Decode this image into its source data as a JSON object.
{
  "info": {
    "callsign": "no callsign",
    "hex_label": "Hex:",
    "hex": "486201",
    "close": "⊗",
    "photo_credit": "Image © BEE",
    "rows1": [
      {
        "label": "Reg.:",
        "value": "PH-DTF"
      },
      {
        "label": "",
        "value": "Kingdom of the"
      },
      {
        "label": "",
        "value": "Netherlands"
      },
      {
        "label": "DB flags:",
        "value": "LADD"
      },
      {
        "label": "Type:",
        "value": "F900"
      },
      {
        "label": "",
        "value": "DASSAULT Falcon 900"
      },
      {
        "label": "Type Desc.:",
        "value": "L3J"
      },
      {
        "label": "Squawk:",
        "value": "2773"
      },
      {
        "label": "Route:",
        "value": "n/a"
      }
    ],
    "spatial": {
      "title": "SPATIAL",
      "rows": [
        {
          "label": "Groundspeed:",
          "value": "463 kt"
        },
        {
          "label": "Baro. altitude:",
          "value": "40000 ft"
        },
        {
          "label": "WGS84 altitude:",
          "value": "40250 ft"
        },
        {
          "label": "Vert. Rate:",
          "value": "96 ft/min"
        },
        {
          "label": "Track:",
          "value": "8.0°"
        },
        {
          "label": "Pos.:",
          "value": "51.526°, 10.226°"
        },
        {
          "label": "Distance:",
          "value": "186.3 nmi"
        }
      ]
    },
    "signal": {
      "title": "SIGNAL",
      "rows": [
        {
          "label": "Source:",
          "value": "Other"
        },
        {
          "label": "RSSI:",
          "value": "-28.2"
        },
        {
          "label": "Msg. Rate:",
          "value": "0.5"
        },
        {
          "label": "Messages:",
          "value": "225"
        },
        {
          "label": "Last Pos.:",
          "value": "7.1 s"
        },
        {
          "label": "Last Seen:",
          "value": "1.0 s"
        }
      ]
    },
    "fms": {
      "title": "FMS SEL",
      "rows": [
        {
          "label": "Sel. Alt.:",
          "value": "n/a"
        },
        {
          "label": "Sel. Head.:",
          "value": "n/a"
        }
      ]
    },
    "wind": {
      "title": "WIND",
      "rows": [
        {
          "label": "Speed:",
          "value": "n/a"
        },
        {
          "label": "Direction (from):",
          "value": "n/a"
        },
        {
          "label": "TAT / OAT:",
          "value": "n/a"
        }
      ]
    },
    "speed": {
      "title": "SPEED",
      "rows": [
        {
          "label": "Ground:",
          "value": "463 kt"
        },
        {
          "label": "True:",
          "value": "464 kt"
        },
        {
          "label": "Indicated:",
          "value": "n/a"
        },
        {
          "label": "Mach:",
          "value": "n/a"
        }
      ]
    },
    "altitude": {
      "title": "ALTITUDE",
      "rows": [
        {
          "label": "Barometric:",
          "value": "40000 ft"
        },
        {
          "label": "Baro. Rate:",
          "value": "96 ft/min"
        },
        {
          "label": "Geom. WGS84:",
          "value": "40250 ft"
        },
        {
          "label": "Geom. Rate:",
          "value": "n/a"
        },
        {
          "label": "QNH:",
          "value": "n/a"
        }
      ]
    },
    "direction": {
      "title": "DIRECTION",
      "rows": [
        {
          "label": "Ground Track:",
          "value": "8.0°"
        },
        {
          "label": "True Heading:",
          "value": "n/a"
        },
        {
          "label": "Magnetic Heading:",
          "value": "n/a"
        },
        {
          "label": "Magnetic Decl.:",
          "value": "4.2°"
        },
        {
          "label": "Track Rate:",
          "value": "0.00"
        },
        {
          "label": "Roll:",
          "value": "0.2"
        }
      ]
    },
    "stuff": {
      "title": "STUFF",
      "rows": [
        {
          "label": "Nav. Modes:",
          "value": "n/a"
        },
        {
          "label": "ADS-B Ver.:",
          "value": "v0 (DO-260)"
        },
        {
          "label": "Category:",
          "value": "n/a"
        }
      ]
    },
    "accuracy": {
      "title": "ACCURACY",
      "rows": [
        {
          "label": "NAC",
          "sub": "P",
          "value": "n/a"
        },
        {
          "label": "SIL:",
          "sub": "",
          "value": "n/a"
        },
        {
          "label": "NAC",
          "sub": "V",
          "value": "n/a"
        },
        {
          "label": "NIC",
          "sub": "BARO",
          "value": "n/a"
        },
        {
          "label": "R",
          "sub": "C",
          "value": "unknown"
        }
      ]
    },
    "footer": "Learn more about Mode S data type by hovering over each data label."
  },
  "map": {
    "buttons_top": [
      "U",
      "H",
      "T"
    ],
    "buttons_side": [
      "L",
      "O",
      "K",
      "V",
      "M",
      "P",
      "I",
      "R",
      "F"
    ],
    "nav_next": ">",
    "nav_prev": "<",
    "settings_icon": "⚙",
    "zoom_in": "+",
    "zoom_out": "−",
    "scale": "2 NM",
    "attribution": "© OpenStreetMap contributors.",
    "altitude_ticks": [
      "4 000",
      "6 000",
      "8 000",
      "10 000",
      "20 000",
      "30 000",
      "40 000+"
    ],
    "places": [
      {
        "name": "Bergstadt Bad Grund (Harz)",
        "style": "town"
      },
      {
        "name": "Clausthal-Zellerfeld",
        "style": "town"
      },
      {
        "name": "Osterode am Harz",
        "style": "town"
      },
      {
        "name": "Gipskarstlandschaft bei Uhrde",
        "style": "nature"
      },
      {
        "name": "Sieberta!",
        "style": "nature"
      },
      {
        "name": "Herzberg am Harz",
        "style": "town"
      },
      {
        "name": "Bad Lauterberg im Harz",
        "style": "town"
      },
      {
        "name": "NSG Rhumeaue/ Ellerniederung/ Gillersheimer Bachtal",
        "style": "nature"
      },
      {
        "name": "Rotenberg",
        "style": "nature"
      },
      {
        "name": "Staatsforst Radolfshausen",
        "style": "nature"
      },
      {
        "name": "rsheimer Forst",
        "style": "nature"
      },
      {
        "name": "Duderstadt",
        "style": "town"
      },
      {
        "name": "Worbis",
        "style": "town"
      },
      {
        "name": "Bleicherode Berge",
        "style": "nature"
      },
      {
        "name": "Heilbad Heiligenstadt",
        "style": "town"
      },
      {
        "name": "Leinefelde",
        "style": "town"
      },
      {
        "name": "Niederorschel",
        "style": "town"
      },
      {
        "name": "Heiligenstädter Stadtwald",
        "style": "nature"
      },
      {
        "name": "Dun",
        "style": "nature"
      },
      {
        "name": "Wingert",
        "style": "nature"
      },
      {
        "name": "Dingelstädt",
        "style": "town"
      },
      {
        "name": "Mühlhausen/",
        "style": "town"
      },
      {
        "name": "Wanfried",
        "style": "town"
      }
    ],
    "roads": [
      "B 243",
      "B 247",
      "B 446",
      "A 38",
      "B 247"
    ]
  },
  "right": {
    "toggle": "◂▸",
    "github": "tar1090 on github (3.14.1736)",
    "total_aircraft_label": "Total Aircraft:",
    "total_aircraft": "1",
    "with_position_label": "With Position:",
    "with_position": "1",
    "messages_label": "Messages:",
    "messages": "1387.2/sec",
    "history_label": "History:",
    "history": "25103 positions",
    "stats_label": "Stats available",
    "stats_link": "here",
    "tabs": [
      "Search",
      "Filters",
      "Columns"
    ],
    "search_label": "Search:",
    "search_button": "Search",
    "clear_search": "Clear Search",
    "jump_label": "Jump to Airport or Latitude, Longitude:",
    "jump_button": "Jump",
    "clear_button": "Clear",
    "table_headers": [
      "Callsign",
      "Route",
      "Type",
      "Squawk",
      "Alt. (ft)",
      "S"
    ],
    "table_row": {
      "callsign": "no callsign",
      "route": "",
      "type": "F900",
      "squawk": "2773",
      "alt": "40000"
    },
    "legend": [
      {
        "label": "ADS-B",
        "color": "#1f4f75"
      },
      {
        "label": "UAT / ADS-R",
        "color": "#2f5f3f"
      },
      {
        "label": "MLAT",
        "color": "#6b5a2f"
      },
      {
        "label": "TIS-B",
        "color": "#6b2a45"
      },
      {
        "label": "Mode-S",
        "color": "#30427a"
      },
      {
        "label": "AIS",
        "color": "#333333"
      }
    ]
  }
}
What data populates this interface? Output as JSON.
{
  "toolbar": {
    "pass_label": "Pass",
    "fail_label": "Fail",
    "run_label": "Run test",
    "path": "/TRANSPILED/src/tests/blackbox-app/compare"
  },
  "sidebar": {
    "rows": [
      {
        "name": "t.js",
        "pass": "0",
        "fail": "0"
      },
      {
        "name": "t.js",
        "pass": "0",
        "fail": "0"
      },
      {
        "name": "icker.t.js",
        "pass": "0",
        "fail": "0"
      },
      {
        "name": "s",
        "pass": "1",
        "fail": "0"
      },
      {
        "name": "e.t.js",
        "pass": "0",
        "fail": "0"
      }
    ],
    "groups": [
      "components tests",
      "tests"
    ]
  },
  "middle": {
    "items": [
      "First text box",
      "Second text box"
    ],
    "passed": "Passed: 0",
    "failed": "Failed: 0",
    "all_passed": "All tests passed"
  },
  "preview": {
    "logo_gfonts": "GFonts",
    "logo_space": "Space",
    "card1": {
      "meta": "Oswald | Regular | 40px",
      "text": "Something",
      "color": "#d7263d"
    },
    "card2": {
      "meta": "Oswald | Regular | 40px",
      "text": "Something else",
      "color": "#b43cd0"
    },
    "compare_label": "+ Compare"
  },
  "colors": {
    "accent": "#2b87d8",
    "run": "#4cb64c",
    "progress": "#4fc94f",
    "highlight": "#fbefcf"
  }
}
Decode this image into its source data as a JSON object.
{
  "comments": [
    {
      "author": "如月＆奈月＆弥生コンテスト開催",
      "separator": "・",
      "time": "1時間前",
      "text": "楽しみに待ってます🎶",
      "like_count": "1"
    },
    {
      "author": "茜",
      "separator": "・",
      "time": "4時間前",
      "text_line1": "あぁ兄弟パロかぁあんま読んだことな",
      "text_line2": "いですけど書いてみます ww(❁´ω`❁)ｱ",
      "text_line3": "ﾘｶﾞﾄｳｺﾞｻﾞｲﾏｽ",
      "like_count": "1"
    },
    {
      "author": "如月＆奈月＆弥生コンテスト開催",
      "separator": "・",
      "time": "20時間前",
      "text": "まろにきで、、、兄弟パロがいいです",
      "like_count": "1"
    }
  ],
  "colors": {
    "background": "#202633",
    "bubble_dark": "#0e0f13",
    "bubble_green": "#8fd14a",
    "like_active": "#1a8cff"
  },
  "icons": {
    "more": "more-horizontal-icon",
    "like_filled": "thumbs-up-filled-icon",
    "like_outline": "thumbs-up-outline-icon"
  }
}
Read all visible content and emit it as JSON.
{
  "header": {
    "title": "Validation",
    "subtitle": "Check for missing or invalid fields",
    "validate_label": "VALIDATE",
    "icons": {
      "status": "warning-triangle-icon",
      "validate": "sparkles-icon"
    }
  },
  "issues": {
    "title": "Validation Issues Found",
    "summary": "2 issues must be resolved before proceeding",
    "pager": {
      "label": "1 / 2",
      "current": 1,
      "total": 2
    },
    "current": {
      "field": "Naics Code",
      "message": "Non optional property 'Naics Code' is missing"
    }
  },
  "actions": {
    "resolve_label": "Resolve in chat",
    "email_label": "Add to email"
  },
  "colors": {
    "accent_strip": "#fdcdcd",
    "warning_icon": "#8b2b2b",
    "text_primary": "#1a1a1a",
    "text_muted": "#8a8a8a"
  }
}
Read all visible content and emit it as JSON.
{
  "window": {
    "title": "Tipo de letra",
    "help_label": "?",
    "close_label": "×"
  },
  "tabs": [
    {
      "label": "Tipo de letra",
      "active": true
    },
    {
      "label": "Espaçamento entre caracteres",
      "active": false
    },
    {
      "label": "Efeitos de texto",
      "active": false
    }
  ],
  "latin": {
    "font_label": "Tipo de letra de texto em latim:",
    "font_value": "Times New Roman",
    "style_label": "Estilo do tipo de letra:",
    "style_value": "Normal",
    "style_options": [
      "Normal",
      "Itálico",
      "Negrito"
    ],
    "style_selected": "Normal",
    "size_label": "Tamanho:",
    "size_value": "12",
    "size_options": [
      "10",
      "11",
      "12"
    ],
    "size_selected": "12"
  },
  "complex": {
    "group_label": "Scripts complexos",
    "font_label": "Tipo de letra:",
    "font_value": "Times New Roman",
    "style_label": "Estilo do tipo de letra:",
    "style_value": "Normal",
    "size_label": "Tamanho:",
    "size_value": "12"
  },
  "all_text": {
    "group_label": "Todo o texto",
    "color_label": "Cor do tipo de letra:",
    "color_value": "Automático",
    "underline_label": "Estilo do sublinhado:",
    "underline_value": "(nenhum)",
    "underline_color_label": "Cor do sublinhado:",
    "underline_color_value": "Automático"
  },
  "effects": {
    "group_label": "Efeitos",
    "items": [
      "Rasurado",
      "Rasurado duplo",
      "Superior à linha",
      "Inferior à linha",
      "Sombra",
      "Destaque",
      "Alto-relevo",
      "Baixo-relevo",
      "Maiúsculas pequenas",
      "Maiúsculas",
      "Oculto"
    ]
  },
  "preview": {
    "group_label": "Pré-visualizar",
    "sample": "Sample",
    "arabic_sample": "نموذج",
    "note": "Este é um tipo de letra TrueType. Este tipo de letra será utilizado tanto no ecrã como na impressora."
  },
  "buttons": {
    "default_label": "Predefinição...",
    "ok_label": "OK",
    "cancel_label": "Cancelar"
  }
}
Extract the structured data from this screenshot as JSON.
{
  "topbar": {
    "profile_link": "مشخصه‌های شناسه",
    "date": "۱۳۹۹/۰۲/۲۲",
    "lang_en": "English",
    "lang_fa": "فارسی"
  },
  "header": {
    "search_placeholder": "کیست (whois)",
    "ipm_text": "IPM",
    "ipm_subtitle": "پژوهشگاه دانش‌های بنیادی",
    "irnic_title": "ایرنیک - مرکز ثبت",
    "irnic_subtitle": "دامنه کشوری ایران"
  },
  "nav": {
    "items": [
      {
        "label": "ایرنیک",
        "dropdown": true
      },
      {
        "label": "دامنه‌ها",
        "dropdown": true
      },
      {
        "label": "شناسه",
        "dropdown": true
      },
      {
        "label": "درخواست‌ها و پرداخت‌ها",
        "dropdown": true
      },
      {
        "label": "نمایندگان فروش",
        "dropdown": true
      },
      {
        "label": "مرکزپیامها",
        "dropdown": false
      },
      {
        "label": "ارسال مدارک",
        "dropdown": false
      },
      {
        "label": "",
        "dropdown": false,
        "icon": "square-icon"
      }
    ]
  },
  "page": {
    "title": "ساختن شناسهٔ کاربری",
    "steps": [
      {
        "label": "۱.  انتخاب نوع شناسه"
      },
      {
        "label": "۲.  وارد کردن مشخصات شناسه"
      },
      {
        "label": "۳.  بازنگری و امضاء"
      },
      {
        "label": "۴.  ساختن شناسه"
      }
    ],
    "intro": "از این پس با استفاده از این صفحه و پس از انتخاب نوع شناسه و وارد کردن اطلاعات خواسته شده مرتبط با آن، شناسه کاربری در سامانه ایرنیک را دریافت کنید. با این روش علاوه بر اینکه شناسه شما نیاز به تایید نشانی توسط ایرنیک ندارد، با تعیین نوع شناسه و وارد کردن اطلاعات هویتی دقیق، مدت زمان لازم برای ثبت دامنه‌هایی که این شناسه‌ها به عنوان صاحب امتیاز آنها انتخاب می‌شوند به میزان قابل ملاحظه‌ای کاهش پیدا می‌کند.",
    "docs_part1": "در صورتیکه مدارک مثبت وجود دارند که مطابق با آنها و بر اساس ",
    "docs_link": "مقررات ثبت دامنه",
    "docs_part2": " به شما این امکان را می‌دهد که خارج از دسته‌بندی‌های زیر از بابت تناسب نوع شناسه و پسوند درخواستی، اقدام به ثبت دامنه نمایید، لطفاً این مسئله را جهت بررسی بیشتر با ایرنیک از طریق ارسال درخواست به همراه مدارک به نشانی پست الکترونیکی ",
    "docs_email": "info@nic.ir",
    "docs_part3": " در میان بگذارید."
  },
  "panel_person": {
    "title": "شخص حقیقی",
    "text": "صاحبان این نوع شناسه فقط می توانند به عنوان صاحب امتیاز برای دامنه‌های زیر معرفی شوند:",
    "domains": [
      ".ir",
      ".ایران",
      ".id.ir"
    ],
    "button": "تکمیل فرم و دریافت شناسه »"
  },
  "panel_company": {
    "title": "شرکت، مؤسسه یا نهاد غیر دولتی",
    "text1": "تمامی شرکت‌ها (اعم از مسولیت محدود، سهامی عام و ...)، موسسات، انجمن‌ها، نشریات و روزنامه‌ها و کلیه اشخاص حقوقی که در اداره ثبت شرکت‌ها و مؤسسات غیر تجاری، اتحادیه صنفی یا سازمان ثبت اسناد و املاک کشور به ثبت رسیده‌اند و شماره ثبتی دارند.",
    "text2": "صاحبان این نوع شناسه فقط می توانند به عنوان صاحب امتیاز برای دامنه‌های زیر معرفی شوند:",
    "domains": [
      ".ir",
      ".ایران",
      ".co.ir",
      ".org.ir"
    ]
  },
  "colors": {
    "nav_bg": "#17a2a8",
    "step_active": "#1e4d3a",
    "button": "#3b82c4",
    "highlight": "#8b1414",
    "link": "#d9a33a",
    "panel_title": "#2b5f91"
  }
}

::::

## Request
How many lines in these entries hold the string "Heading"? Answer with the number alone.

## In response
2